# Exercise task
How many of these lines hold the string "title"? Answer with the number only.

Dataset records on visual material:
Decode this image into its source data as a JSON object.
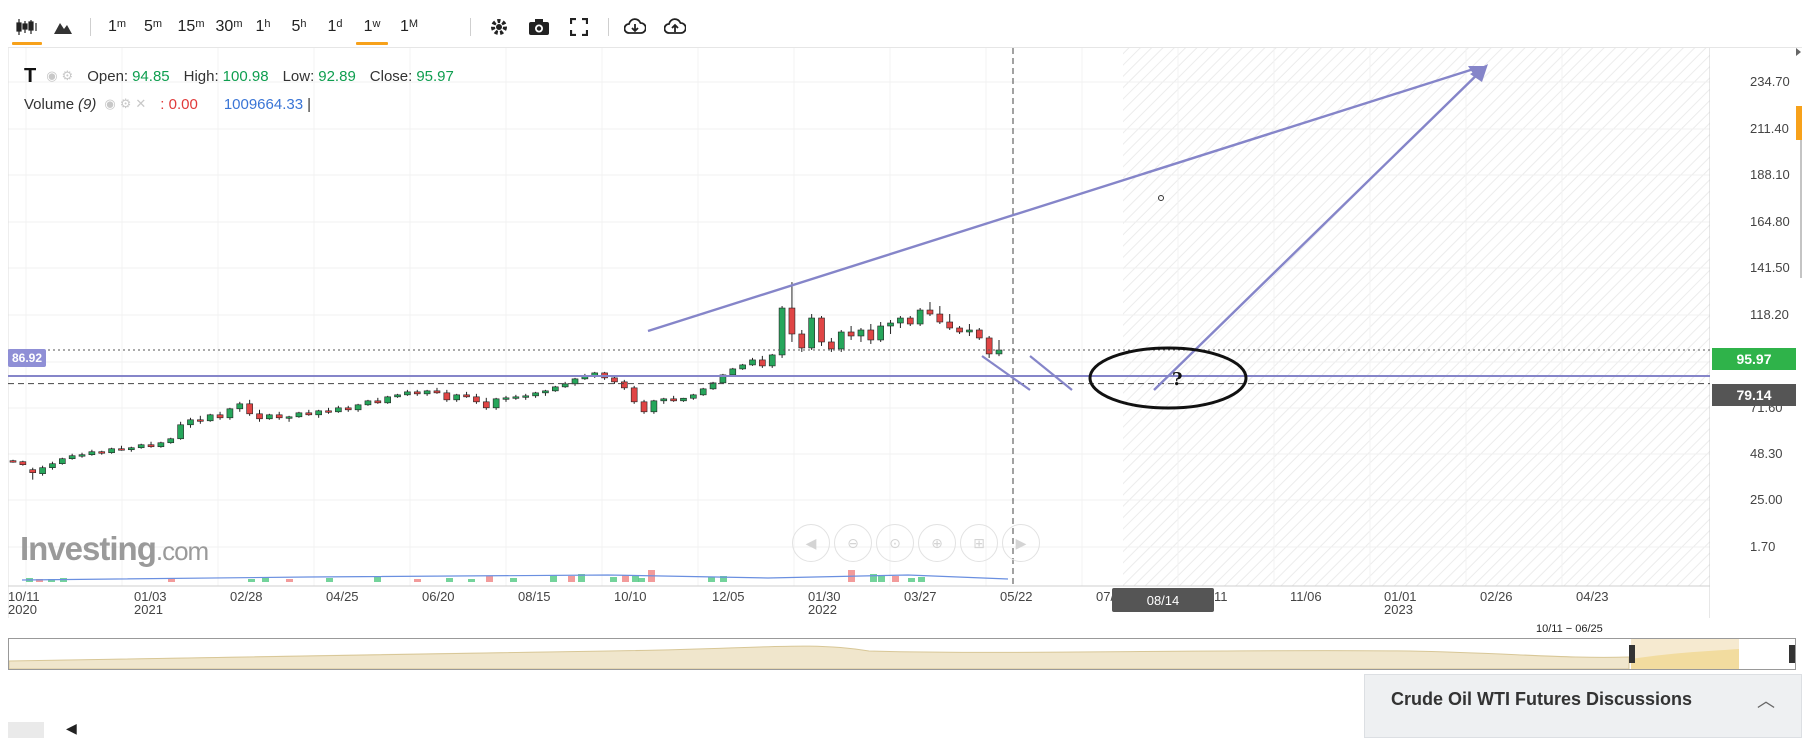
{
  "toolbar": {
    "chart_type_icons": [
      "candlestick-icon",
      "mountain-icon"
    ],
    "intervals": [
      "1m",
      "5m",
      "15m",
      "30m",
      "1h",
      "5h",
      "1d",
      "1w",
      "1M"
    ],
    "interval_labels": [
      {
        "num": "1",
        "unit": "m"
      },
      {
        "num": "5",
        "unit": "m"
      },
      {
        "num": "15",
        "unit": "m"
      },
      {
        "num": "30",
        "unit": "m"
      },
      {
        "num": "1",
        "unit": "h"
      },
      {
        "num": "5",
        "unit": "h"
      },
      {
        "num": "1",
        "unit": "d"
      },
      {
        "num": "1",
        "unit": "w"
      },
      {
        "num": "1",
        "unit": "M"
      }
    ],
    "active_interval": "1w",
    "tool_icons": [
      "gear-icon",
      "camera-icon",
      "fullscreen-icon",
      "download-icon",
      "upload-icon"
    ]
  },
  "legend": {
    "symbol": "T",
    "open_label": "Open:",
    "open": "94.85",
    "high_label": "High:",
    "high": "100.98",
    "low_label": "Low:",
    "low": "92.89",
    "close_label": "Close:",
    "close": "95.97",
    "volume_label": "Volume",
    "volume_param": "(9)",
    "volume_value": ": 0.00",
    "volume_ma": "1009664.33",
    "cursor_bar": "|"
  },
  "watermark": {
    "brand": "Investing",
    "suffix": ".com"
  },
  "price_axis": {
    "ticks": [
      "234.70",
      "211.40",
      "188.10",
      "164.80",
      "141.50",
      "118.20",
      "95.97",
      "71.60",
      "48.30",
      "25.00",
      "1.70"
    ],
    "last_price": "95.97",
    "crosshair_price": "79.14",
    "left_badge": "86.92",
    "colors": {
      "last_price_badge": "#2fb34a",
      "crosshair_badge": "#555555",
      "accent": "#f7a11a",
      "drawing": "#8585c9"
    }
  },
  "time_axis": {
    "ticks": [
      {
        "top": "10/11",
        "bottom": "2020"
      },
      {
        "top": "01/03",
        "bottom": "2021"
      },
      {
        "top": "02/28",
        "bottom": ""
      },
      {
        "top": "04/25",
        "bottom": ""
      },
      {
        "top": "06/20",
        "bottom": ""
      },
      {
        "top": "08/15",
        "bottom": ""
      },
      {
        "top": "10/10",
        "bottom": ""
      },
      {
        "top": "12/05",
        "bottom": ""
      },
      {
        "top": "01/30",
        "bottom": "2022"
      },
      {
        "top": "03/27",
        "bottom": ""
      },
      {
        "top": "05/22",
        "bottom": ""
      },
      {
        "top": "07/",
        "bottom": ""
      },
      {
        "top": "11",
        "bottom": ""
      },
      {
        "top": "11/06",
        "bottom": ""
      },
      {
        "top": "01/01",
        "bottom": "2023"
      },
      {
        "top": "02/26",
        "bottom": ""
      },
      {
        "top": "04/23",
        "bottom": ""
      }
    ],
    "cursor_date": "08/14"
  },
  "navigator": {
    "range_label": "10/11 − 06/25"
  },
  "annotation": {
    "question_mark": "?"
  },
  "nav_button_icons": [
    "scroll-left-icon",
    "zoom-out-icon",
    "zoom-reset-icon",
    "zoom-in-icon",
    "zoom-fit-icon",
    "scroll-right-icon"
  ],
  "discussions": {
    "title": "Crude Oil WTI Futures Discussions",
    "toggle_icon": "chevron-up-icon"
  },
  "chart_data": {
    "type": "candlestick",
    "title": "",
    "ylim": [
      1.7,
      234.7
    ],
    "grid": true,
    "candles_ohlc": [
      [
        40.5,
        41,
        39.5,
        40.2
      ],
      [
        40,
        40.5,
        38,
        38.5
      ],
      [
        36,
        37,
        31,
        34.5
      ],
      [
        34,
        38,
        33,
        37
      ],
      [
        37,
        40,
        36,
        39
      ],
      [
        39,
        42,
        38.5,
        41.5
      ],
      [
        41.5,
        44,
        41,
        43
      ],
      [
        43,
        44.5,
        42,
        43.5
      ],
      [
        43.5,
        46,
        43,
        45
      ],
      [
        45,
        45.5,
        43.5,
        44.5
      ],
      [
        44.5,
        47,
        44,
        46.5
      ],
      [
        46.5,
        48,
        45.5,
        46
      ],
      [
        46,
        47.5,
        45,
        47
      ],
      [
        47,
        49,
        46.5,
        48.5
      ],
      [
        48.5,
        50,
        47,
        47.5
      ],
      [
        47.5,
        50,
        47,
        49.5
      ],
      [
        49.5,
        52,
        49,
        51.5
      ],
      [
        51.5,
        60,
        51,
        58.5
      ],
      [
        58.5,
        62,
        57,
        61
      ],
      [
        61,
        63,
        59,
        60.5
      ],
      [
        60.5,
        64,
        60,
        63.5
      ],
      [
        63.5,
        65,
        61,
        62
      ],
      [
        62,
        67,
        61,
        66.5
      ],
      [
        66.5,
        70,
        65,
        69
      ],
      [
        69,
        71,
        63,
        64
      ],
      [
        64,
        66,
        60,
        61.5
      ],
      [
        61.5,
        64,
        61,
        63.5
      ],
      [
        63.5,
        65,
        61,
        62
      ],
      [
        62,
        63,
        60,
        62.5
      ],
      [
        62.5,
        65,
        62,
        64.5
      ],
      [
        64.5,
        66,
        63,
        63.5
      ],
      [
        63.5,
        66,
        62,
        65.5
      ],
      [
        65.5,
        67,
        64,
        65
      ],
      [
        65,
        68,
        64.5,
        67
      ],
      [
        67,
        68,
        65,
        66
      ],
      [
        66,
        69,
        65,
        68.5
      ],
      [
        68.5,
        71,
        68,
        70.5
      ],
      [
        70.5,
        72,
        69,
        69.5
      ],
      [
        69.5,
        73,
        69,
        72.5
      ],
      [
        72.5,
        74,
        72,
        73.5
      ],
      [
        73.5,
        76,
        73,
        75
      ],
      [
        75,
        76,
        73,
        74
      ],
      [
        74,
        76,
        73,
        75.5
      ],
      [
        75.5,
        77,
        74,
        74.5
      ],
      [
        74.5,
        76,
        70,
        71
      ],
      [
        71,
        74,
        70,
        73.5
      ],
      [
        73.5,
        75,
        72,
        72.5
      ],
      [
        72.5,
        74,
        69,
        70
      ],
      [
        70,
        72,
        66,
        67
      ],
      [
        67,
        72,
        66,
        71.5
      ],
      [
        71.5,
        73,
        70,
        72
      ],
      [
        72,
        73.5,
        71,
        72.5
      ],
      [
        72.5,
        74,
        71,
        73
      ],
      [
        73,
        75,
        72,
        74.5
      ],
      [
        74.5,
        76,
        73,
        75.5
      ],
      [
        75.5,
        78,
        75,
        77.5
      ],
      [
        77.5,
        80,
        77,
        79
      ],
      [
        79,
        82,
        78,
        81.5
      ],
      [
        81.5,
        84,
        81,
        83
      ],
      [
        83,
        85,
        82,
        84.5
      ],
      [
        84.5,
        85,
        81,
        82
      ],
      [
        82,
        83,
        79,
        80
      ],
      [
        80,
        81,
        76,
        77
      ],
      [
        77,
        78,
        69,
        70
      ],
      [
        70,
        71,
        64,
        65
      ],
      [
        65,
        71,
        64,
        70.5
      ],
      [
        70.5,
        72,
        69,
        71.5
      ],
      [
        71.5,
        73,
        70,
        70.5
      ],
      [
        70.5,
        72,
        70,
        71.8
      ],
      [
        71.8,
        74,
        71,
        73.5
      ],
      [
        73.5,
        77,
        73,
        76.5
      ],
      [
        76.5,
        80,
        76,
        79.5
      ],
      [
        79.5,
        84,
        79,
        83.5
      ],
      [
        83.5,
        87,
        83,
        86.5
      ],
      [
        86.5,
        89,
        86,
        88.5
      ],
      [
        88.5,
        92,
        88,
        91
      ],
      [
        91,
        93,
        87,
        88
      ],
      [
        88,
        94,
        87,
        93.5
      ],
      [
        93.5,
        118,
        92,
        117
      ],
      [
        117,
        130,
        100,
        104
      ],
      [
        104,
        106,
        95,
        97
      ],
      [
        97,
        114,
        96,
        112
      ],
      [
        112,
        113,
        98,
        100
      ],
      [
        100,
        102,
        95,
        96.5
      ],
      [
        96.5,
        106,
        95,
        105
      ],
      [
        105,
        108,
        101,
        103
      ],
      [
        103,
        107,
        100,
        106
      ],
      [
        106,
        109,
        99,
        101
      ],
      [
        101,
        110,
        100,
        108
      ],
      [
        108,
        111,
        104,
        109.5
      ],
      [
        109.5,
        113,
        107,
        112
      ],
      [
        112,
        113,
        108,
        109
      ],
      [
        109,
        117,
        108,
        116
      ],
      [
        116,
        120,
        113,
        114
      ],
      [
        114,
        118,
        109,
        110
      ],
      [
        110,
        114,
        106,
        107
      ],
      [
        107,
        108,
        104,
        105
      ],
      [
        105,
        109,
        103,
        106
      ],
      [
        106,
        107,
        101,
        102
      ],
      [
        102,
        103,
        92,
        94
      ],
      [
        94,
        100.98,
        92.89,
        95.97
      ]
    ],
    "last_price": 95.97
  }
}
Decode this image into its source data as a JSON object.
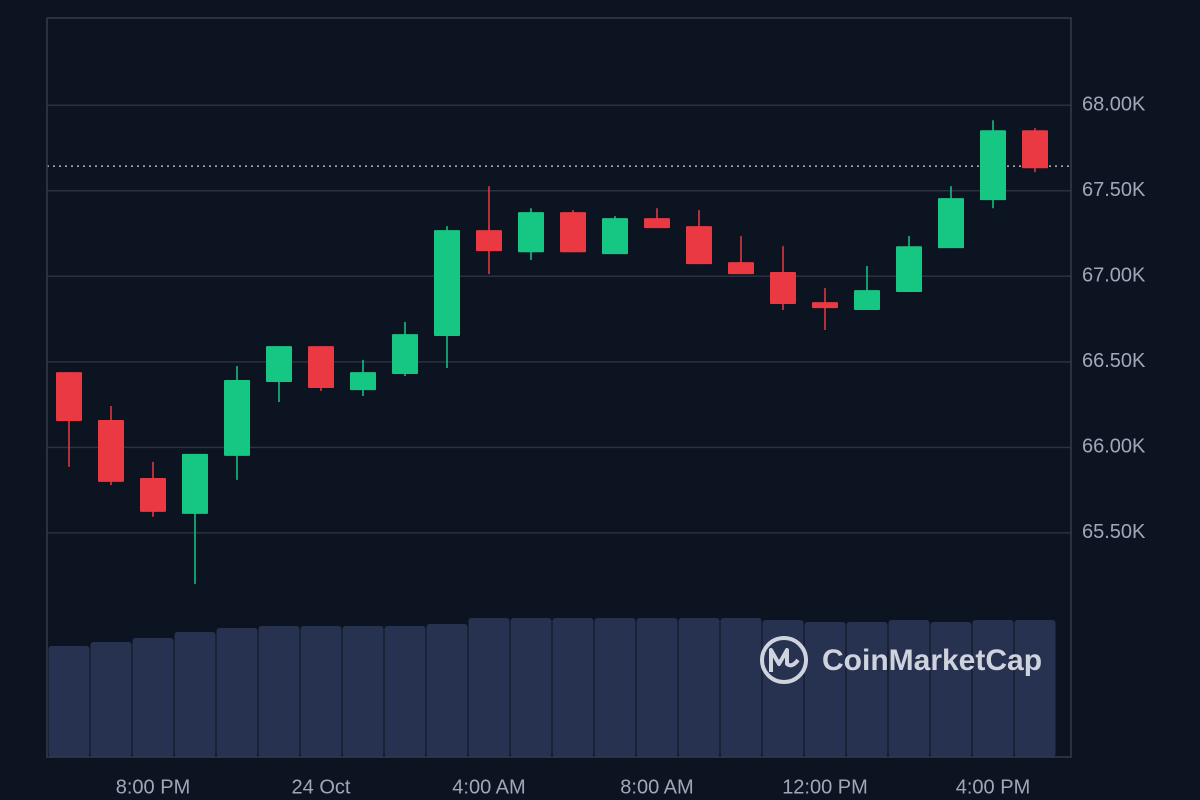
{
  "chart_data": {
    "type": "candlestick",
    "categories": [
      null,
      null,
      "8:00 PM",
      null,
      null,
      null,
      "24 Oct",
      null,
      null,
      null,
      "4:00 AM",
      null,
      null,
      null,
      "8:00 AM",
      null,
      null,
      null,
      "12:00 PM",
      null,
      null,
      null,
      "4:00 PM",
      null
    ],
    "open": [
      66440,
      66160,
      65821,
      65611,
      65950,
      66382,
      66592,
      66335,
      66429,
      66651,
      67270,
      67141,
      67375,
      67130,
      67340,
      67293,
      67083,
      67025,
      66849,
      66803,
      66908,
      67165,
      67445,
      67854
    ],
    "high": [
      66440,
      66242,
      65915,
      65962,
      66475,
      66592,
      66592,
      66511,
      66733,
      67293,
      67527,
      67398,
      67387,
      67352,
      67398,
      67387,
      67235,
      67176,
      66931,
      67060,
      67235,
      67527,
      67912,
      67866
    ],
    "low": [
      65886,
      65780,
      65594,
      65202,
      65810,
      66265,
      66330,
      66300,
      66417,
      66464,
      67013,
      67095,
      67141,
      67130,
      67282,
      67071,
      67013,
      66803,
      66686,
      66803,
      66908,
      67165,
      67398,
      67609
    ],
    "close": [
      66154,
      65798,
      65623,
      65962,
      66394,
      66592,
      66347,
      66440,
      66662,
      67270,
      67147,
      67375,
      67141,
      67340,
      67282,
      67071,
      67013,
      66838,
      66814,
      66919,
      67176,
      67457,
      67854,
      67632
    ],
    "volume": [
      111,
      115,
      119,
      125,
      129,
      131,
      131,
      131,
      131,
      133,
      139,
      139,
      139,
      139,
      139,
      139,
      139,
      137,
      135,
      135,
      137,
      135,
      137,
      137
    ],
    "last_price": 67644,
    "up_color": "#16c784",
    "down_color": "#ea3943",
    "volume_color": "#273150",
    "ylim": [
      64190,
      68510
    ],
    "yticks": [
      {
        "value": 65500,
        "label": "65.50K"
      },
      {
        "value": 66000,
        "label": "66.00K"
      },
      {
        "value": 66500,
        "label": "66.50K"
      },
      {
        "value": 67000,
        "label": "67.00K"
      },
      {
        "value": 67500,
        "label": "67.50K"
      },
      {
        "value": 68000,
        "label": "68.00K"
      }
    ],
    "grid": true,
    "watermark": "CoinMarketCap"
  }
}
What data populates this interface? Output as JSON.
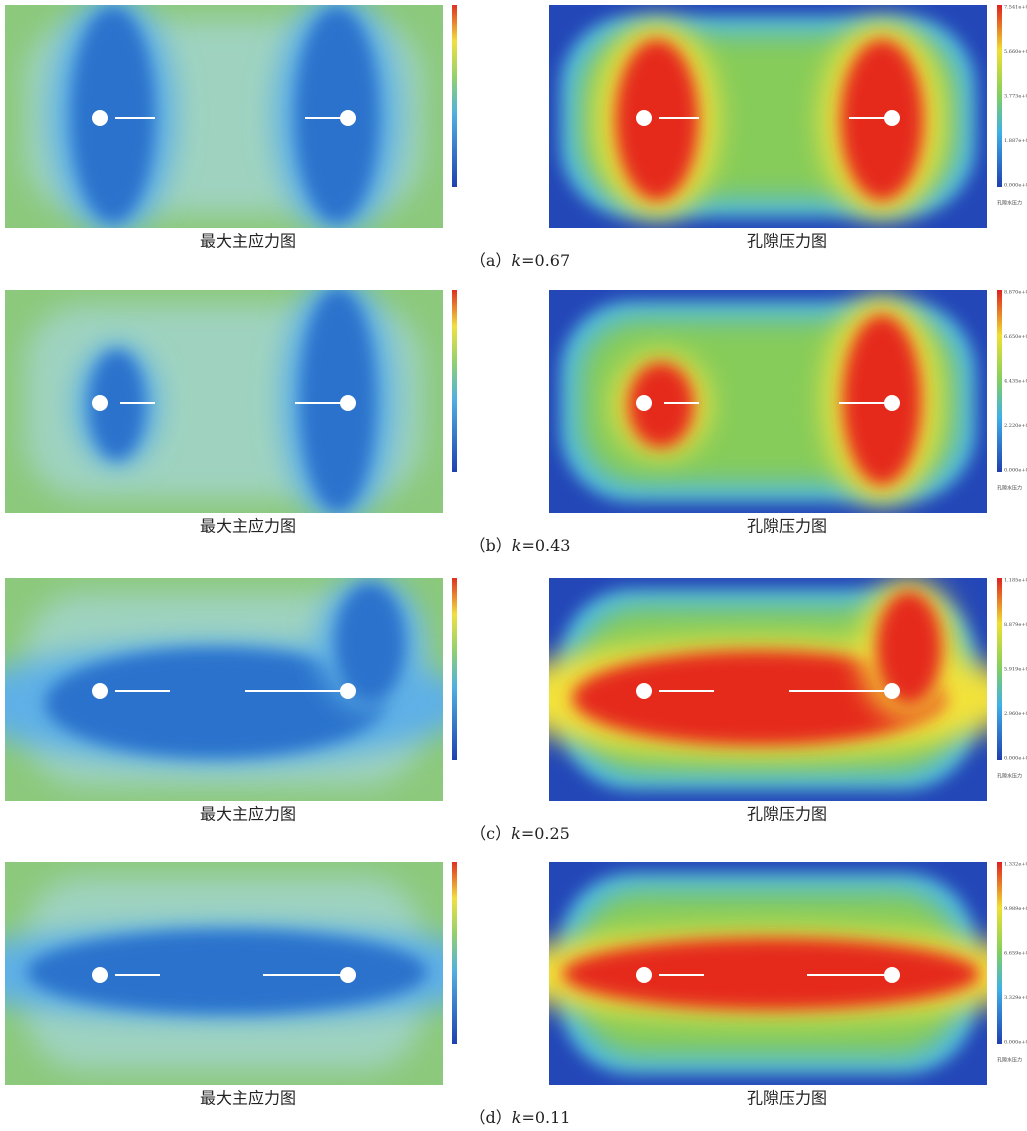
{
  "rows": [
    {
      "left_label": "最大主应力图",
      "right_label": "孔隙压力图",
      "caption": {
        "label": "（a）",
        "var": "k",
        "value": "=0.67"
      },
      "right_ticks": [
        "7.541e+006",
        "5.660e+006",
        "3.773e+006",
        "1.887e+006",
        "0.000e+000"
      ],
      "right_legend": "孔隙水压力"
    },
    {
      "left_label": "最大主应力图",
      "right_label": "孔隙压力图",
      "caption": {
        "label": "（b）",
        "var": "k",
        "value": "=0.43"
      },
      "right_ticks": [
        "8.870e+006",
        "6.650e+006",
        "4.435e+006",
        "2.220e+006",
        "0.000e+000"
      ],
      "right_legend": "孔隙水压力"
    },
    {
      "left_label": "最大主应力图",
      "right_label": "孔隙压力图",
      "caption": {
        "label": "（c）",
        "var": "k",
        "value": "=0.25"
      },
      "right_ticks": [
        "1.185e+007",
        "8.879e+006",
        "5.919e+006",
        "2.960e+006",
        "0.000e+000"
      ],
      "right_legend": "孔隙水压力"
    },
    {
      "left_label": "最大主应力图",
      "right_label": "孔隙压力图",
      "caption": {
        "label": "（d）",
        "var": "k",
        "value": "=0.11"
      },
      "right_ticks": [
        "1.332e+007",
        "9.989e+006",
        "6.659e+006",
        "3.329e+006",
        "0.000e+000"
      ],
      "right_legend": "孔隙水压力"
    }
  ]
}
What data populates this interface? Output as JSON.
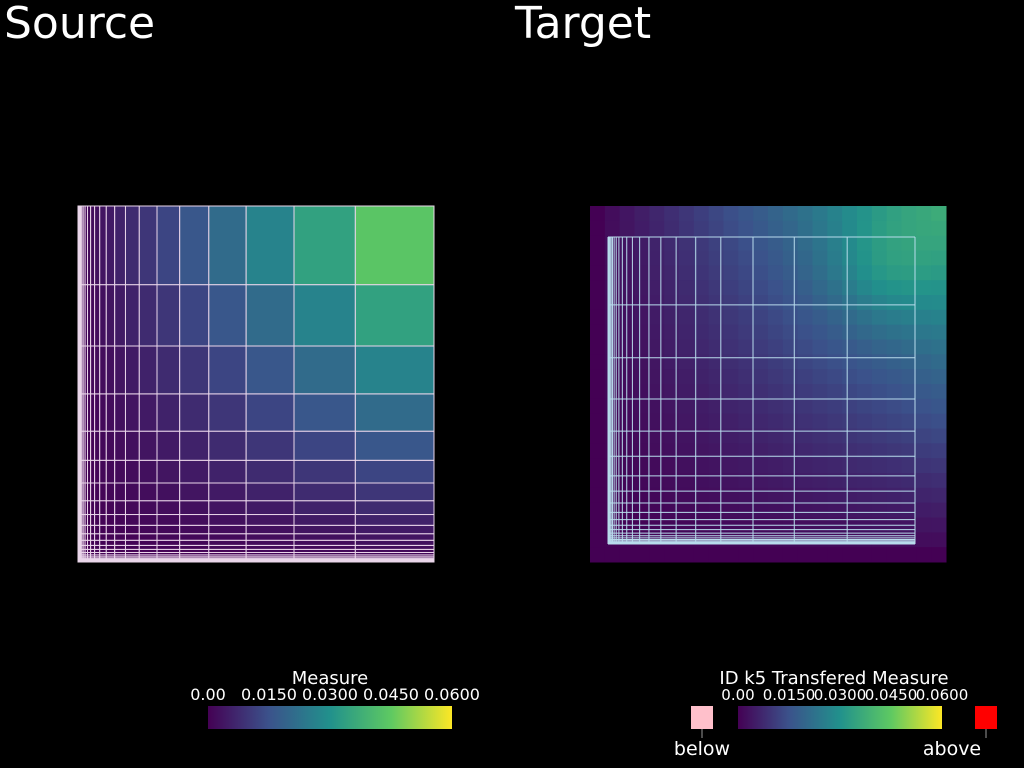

# Result for this task
2